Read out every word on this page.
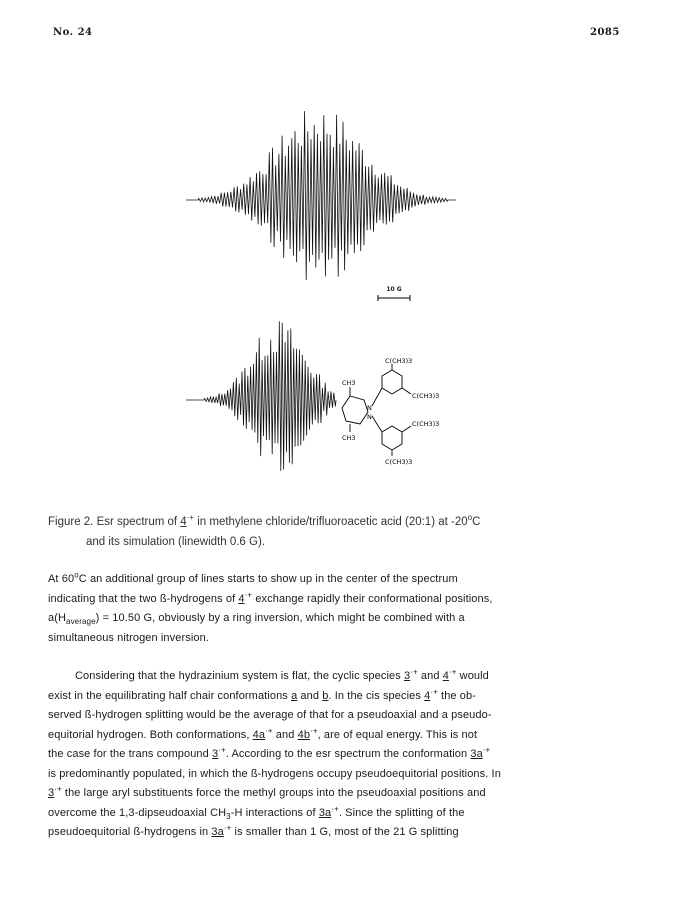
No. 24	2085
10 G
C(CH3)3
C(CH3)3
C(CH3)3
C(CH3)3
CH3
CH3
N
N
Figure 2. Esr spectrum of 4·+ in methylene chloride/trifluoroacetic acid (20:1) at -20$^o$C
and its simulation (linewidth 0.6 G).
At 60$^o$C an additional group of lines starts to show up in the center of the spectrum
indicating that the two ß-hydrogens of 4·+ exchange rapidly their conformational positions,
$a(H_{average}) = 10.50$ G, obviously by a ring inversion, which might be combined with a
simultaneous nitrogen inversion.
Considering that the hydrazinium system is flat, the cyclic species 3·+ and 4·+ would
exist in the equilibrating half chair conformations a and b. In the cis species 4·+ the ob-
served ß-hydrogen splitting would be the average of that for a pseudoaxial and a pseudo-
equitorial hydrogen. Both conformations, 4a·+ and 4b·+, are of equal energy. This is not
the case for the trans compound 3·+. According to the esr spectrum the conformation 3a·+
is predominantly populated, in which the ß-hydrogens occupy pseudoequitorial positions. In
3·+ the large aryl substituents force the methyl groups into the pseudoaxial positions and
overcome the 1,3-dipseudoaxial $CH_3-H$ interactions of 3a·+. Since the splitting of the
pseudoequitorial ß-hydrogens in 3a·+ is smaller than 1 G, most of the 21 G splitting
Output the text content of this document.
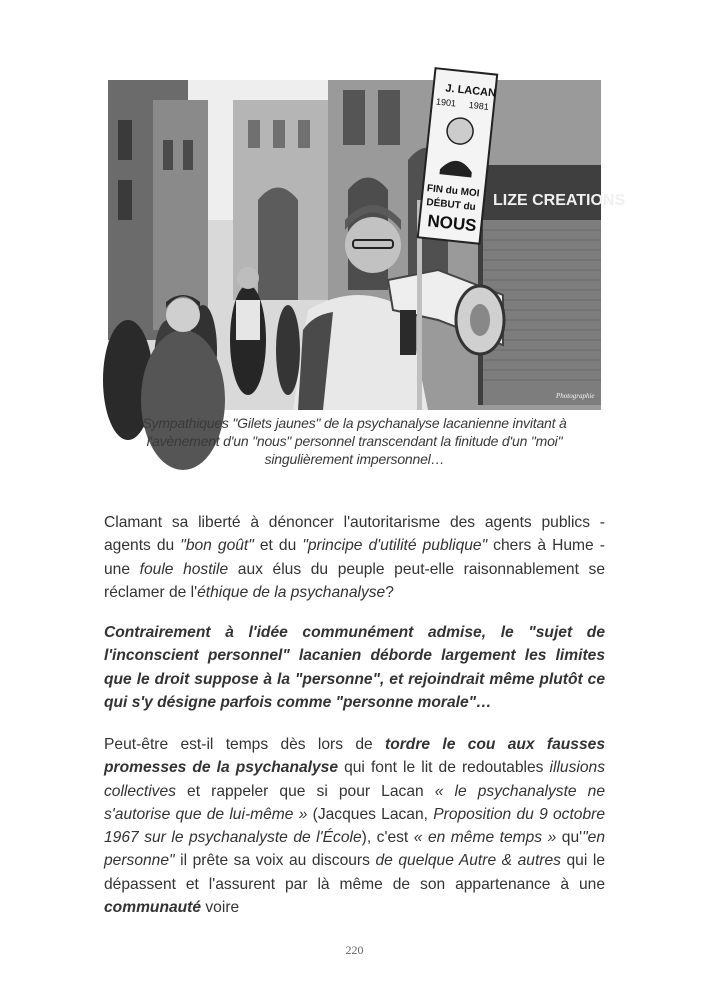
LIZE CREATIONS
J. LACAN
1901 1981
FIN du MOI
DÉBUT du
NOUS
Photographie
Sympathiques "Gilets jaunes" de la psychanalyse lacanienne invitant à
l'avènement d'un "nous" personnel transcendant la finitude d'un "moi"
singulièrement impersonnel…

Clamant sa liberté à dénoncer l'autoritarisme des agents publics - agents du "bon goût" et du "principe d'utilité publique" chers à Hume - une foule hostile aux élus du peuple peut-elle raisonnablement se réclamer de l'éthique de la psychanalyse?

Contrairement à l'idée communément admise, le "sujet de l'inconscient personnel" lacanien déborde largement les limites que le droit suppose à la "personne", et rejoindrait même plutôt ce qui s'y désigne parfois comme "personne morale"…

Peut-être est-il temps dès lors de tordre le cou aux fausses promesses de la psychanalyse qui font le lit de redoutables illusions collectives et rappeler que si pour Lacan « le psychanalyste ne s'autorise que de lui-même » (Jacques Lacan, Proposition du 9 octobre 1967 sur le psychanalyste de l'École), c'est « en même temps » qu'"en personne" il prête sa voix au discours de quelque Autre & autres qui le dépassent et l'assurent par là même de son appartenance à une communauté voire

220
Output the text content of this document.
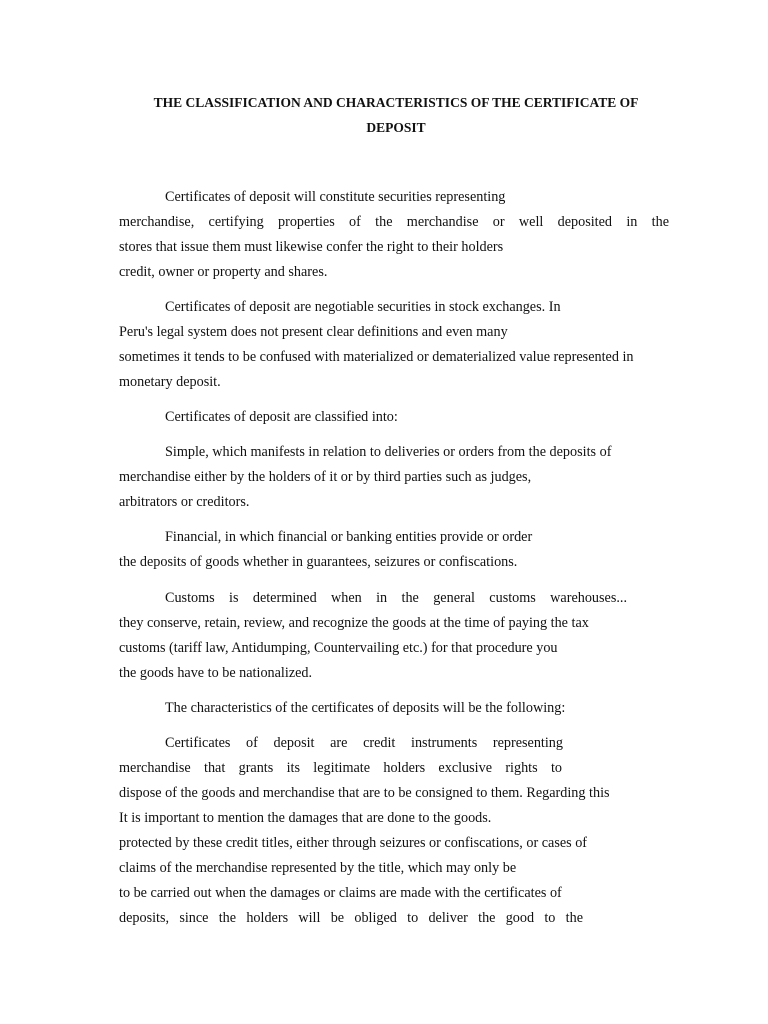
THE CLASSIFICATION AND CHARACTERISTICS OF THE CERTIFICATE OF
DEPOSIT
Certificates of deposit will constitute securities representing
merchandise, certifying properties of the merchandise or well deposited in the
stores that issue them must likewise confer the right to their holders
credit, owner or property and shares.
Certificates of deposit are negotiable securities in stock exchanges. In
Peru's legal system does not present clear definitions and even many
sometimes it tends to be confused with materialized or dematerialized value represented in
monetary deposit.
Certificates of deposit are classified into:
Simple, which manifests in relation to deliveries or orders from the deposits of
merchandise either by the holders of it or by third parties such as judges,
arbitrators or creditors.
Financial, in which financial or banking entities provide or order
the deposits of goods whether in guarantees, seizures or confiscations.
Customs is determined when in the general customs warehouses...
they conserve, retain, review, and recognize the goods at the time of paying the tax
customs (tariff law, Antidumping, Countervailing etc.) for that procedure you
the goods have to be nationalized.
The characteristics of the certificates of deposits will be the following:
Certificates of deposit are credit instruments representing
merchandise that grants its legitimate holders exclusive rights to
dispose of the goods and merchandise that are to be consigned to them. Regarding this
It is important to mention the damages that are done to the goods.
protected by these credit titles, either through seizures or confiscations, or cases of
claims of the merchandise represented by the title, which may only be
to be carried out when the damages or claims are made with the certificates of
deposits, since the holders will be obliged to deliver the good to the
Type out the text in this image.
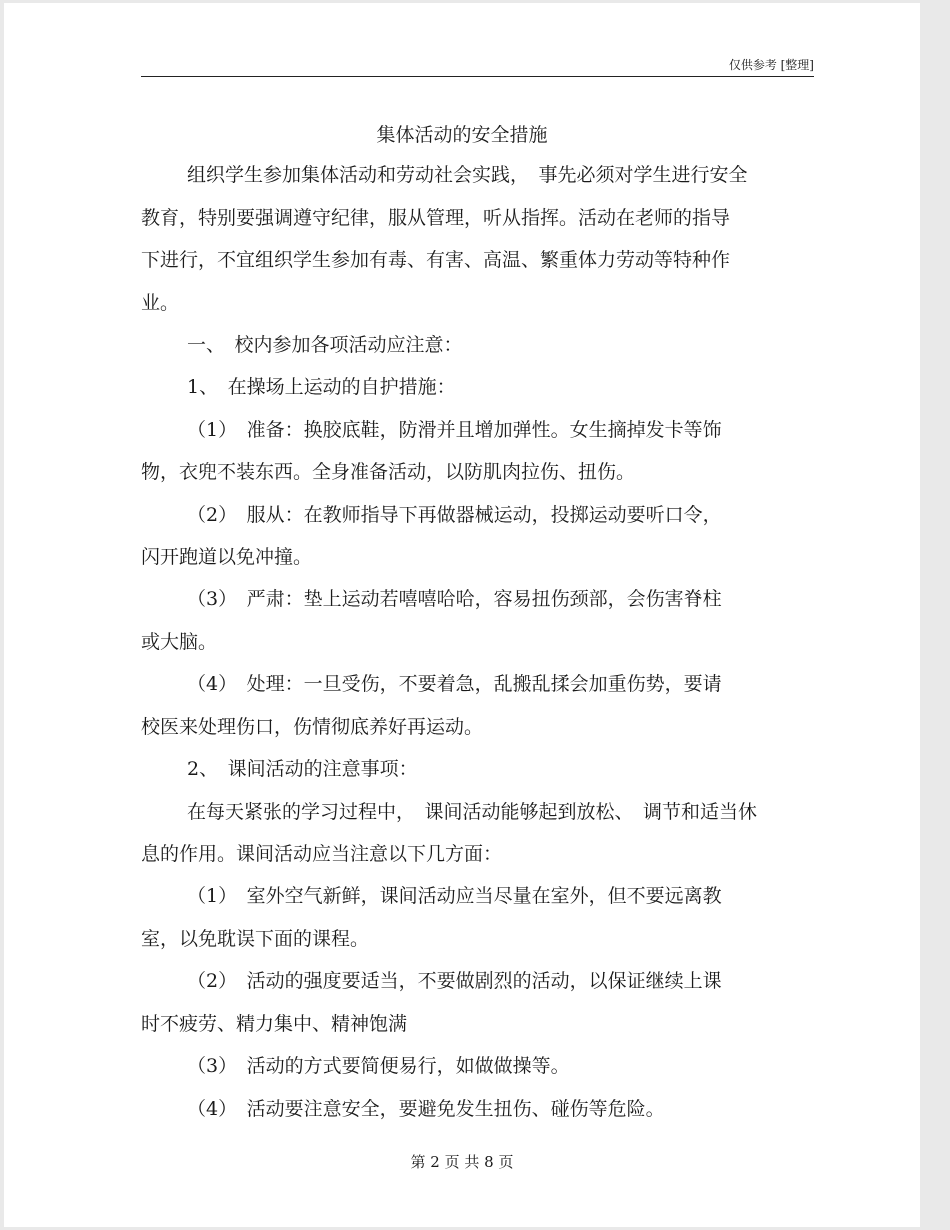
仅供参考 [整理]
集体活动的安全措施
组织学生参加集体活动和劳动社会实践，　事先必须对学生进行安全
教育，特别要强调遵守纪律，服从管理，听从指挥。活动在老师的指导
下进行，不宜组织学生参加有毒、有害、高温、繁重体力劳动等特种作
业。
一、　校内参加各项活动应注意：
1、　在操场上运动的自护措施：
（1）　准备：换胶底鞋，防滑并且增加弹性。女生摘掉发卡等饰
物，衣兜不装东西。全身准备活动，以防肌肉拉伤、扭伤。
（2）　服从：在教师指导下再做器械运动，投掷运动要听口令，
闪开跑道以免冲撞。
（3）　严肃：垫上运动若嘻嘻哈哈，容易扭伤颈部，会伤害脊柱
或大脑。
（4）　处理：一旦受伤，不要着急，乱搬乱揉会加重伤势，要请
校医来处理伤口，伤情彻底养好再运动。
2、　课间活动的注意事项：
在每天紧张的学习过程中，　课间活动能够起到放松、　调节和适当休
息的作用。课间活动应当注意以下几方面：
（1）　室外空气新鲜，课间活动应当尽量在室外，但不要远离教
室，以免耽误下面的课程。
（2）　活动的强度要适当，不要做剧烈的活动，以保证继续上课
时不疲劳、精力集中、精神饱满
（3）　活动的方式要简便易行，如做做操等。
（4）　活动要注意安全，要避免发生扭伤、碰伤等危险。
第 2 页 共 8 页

============

Search the records for the word "which", then list every line that has it.

$a(H_{average}) = 10.50$ G, obviously by a ring inversion, which might be combined with a
is predominantly populated, in which the ß-hydrogens occupy pseudoequitorial positions. In
Simple, which manifests in relation to deliveries or orders from the deposits of
Financial, in which financial or banking entities provide or order
claims of the merchandise represented by the title, which may only be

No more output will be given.